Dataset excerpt

>>>>

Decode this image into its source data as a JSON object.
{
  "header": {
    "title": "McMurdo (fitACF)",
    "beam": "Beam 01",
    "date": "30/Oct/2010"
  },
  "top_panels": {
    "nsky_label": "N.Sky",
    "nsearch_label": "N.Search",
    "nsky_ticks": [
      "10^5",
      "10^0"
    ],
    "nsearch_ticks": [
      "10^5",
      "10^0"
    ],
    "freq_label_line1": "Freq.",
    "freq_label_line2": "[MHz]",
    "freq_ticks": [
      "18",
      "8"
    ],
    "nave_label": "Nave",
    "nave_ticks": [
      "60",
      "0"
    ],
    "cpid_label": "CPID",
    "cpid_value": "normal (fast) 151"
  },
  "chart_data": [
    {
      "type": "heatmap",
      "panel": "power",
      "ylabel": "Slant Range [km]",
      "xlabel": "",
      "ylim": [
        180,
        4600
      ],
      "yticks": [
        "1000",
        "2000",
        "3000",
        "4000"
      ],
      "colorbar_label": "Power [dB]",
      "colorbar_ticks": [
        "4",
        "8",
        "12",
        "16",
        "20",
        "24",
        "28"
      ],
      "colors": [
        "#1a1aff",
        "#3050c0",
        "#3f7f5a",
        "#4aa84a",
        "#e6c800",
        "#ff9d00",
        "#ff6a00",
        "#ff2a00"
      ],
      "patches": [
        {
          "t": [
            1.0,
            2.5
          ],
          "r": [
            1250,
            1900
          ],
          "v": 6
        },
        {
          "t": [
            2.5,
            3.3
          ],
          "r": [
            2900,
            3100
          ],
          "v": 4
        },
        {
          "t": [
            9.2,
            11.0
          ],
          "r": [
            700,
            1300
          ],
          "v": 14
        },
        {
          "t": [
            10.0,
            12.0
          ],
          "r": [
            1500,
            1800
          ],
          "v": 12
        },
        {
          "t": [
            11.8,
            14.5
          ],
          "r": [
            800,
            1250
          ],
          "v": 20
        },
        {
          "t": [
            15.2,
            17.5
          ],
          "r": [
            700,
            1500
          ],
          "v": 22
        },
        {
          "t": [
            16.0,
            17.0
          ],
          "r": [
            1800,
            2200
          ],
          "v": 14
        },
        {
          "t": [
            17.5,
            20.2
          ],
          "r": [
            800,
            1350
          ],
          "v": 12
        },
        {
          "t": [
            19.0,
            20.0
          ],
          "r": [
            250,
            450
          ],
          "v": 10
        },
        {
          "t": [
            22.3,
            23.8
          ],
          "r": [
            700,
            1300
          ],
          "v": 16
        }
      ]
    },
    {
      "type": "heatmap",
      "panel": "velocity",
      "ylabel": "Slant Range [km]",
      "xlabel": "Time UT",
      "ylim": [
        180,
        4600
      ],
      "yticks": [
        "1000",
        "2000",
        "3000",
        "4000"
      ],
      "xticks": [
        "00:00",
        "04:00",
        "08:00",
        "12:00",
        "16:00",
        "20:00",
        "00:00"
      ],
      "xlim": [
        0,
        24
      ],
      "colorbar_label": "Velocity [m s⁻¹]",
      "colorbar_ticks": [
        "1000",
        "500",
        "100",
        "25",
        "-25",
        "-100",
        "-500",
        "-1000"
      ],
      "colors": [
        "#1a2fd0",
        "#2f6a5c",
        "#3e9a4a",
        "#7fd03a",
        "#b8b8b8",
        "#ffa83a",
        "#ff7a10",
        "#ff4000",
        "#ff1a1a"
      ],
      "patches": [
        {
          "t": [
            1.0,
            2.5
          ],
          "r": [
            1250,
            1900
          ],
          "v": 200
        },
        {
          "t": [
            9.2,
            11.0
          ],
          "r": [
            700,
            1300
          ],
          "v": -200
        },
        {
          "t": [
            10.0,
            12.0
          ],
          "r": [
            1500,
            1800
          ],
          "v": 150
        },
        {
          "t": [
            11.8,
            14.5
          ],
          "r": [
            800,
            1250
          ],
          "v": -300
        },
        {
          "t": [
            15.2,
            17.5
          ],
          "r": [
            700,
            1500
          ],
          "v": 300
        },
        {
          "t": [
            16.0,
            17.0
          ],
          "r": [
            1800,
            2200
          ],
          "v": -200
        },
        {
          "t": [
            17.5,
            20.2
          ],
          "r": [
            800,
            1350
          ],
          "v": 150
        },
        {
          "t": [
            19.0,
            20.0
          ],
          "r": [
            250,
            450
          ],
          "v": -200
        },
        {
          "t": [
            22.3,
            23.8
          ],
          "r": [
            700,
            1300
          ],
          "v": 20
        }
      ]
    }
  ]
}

<<<<

> **Your task**
Each entry above is to be quoted exactly.

> **Answer to the task**
Decode this image into its source data as a JSON object.
{
  "header": {
    "title": "McMurdo (fitACF)",
    "beam": "Beam 01",
    "date": "30/Oct/2010"
  },
  "top_panels": {
    "nsky_label": "N.Sky",
    "nsearch_label": "N.Search",
    "nsky_ticks": [
      "10^5",
      "10^0"
    ],
    "nsearch_ticks": [
      "10^5",
      "10^0"
    ],
    "freq_label_line1": "Freq.",
    "freq_label_line2": "[MHz]",
    "freq_ticks": [
      "18",
      "8"
    ],
    "nave_label": "Nave",
    "nave_ticks": [
      "60",
      "0"
    ],
    "cpid_label": "CPID",
    "cpid_value": "normal (fast) 151"
  },
  "chart_data": [
    {
      "type": "heatmap",
      "panel": "power",
      "ylabel": "Slant Range [km]",
      "xlabel": "",
      "ylim": [
        180,
        4600
      ],
      "yticks": [
        "1000",
        "2000",
        "3000",
        "4000"
      ],
      "colorbar_label": "Power [dB]",
      "colorbar_ticks": [
        "4",
        "8",
        "12",
        "16",
        "20",
        "24",
        "28"
      ],
      "colors": [
        "#1a1aff",
        "#3050c0",
        "#3f7f5a",
        "#4aa84a",
        "#e6c800",
        "#ff9d00",
        "#ff6a00",
        "#ff2a00"
      ],
      "patches": [
        {
          "t": [
            1.0,
            2.5
          ],
          "r": [
            1250,
            1900
          ],
          "v": 6
        },
        {
          "t": [
            2.5,
            3.3
          ],
          "r": [
            2900,
            3100
          ],
          "v": 4
        },
        {
          "t": [
            9.2,
            11.0
          ],
          "r": [
            700,
            1300
          ],
          "v": 14
        },
        {
          "t": [
            10.0,
            12.0
          ],
          "r": [
            1500,
            1800
          ],
          "v": 12
        },
        {
          "t": [
            11.8,
            14.5
          ],
          "r": [
            800,
            1250
          ],
          "v": 20
        },
        {
          "t": [
            15.2,
            17.5
          ],
          "r": [
            700,
            1500
          ],
          "v": 22
        },
        {
          "t": [
            16.0,
            17.0
          ],
          "r": [
            1800,
            2200
          ],
          "v": 14
        },
        {
          "t": [
            17.5,
            20.2
          ],
          "r": [
            800,
            1350
          ],
          "v": 12
        },
        {
          "t": [
            19.0,
            20.0
          ],
          "r": [
            250,
            450
          ],
          "v": 10
        },
        {
          "t": [
            22.3,
            23.8
          ],
          "r": [
            700,
            1300
          ],
          "v": 16
        }
      ]
    },
    {
      "type": "heatmap",
      "panel": "velocity",
      "ylabel": "Slant Range [km]",
      "xlabel": "Time UT",
      "ylim": [
        180,
        4600
      ],
      "yticks": [
        "1000",
        "2000",
        "3000",
        "4000"
      ],
      "xticks": [
        "00:00",
        "04:00",
        "08:00",
        "12:00",
        "16:00",
        "20:00",
        "00:00"
      ],
      "xlim": [
        0,
        24
      ],
      "colorbar_label": "Velocity [m s⁻¹]",
      "colorbar_ticks": [
        "1000",
        "500",
        "100",
        "25",
        "-25",
        "-100",
        "-500",
        "-1000"
      ],
      "colors": [
        "#1a2fd0",
        "#2f6a5c",
        "#3e9a4a",
        "#7fd03a",
        "#b8b8b8",
        "#ffa83a",
        "#ff7a10",
        "#ff4000",
        "#ff1a1a"
      ],
      "patches": [
        {
          "t": [
            1.0,
            2.5
          ],
          "r": [
            1250,
            1900
          ],
          "v": 200
        },
        {
          "t": [
            9.2,
            11.0
          ],
          "r": [
            700,
            1300
          ],
          "v": -200
        },
        {
          "t": [
            10.0,
            12.0
          ],
          "r": [
            1500,
            1800
          ],
          "v": 150
        },
        {
          "t": [
            11.8,
            14.5
          ],
          "r": [
            800,
            1250
          ],
          "v": -300
        },
        {
          "t": [
            15.2,
            17.5
          ],
          "r": [
            700,
            1500
          ],
          "v": 300
        },
        {
          "t": [
            16.0,
            17.0
          ],
          "r": [
            1800,
            2200
          ],
          "v": -200
        },
        {
          "t": [
            17.5,
            20.2
          ],
          "r": [
            800,
            1350
          ],
          "v": 150
        },
        {
          "t": [
            19.0,
            20.0
          ],
          "r": [
            250,
            450
          ],
          "v": -200
        },
        {
          "t": [
            22.3,
            23.8
          ],
          "r": [
            700,
            1300
          ],
          "v": 20
        }
      ]
    }
  ]
}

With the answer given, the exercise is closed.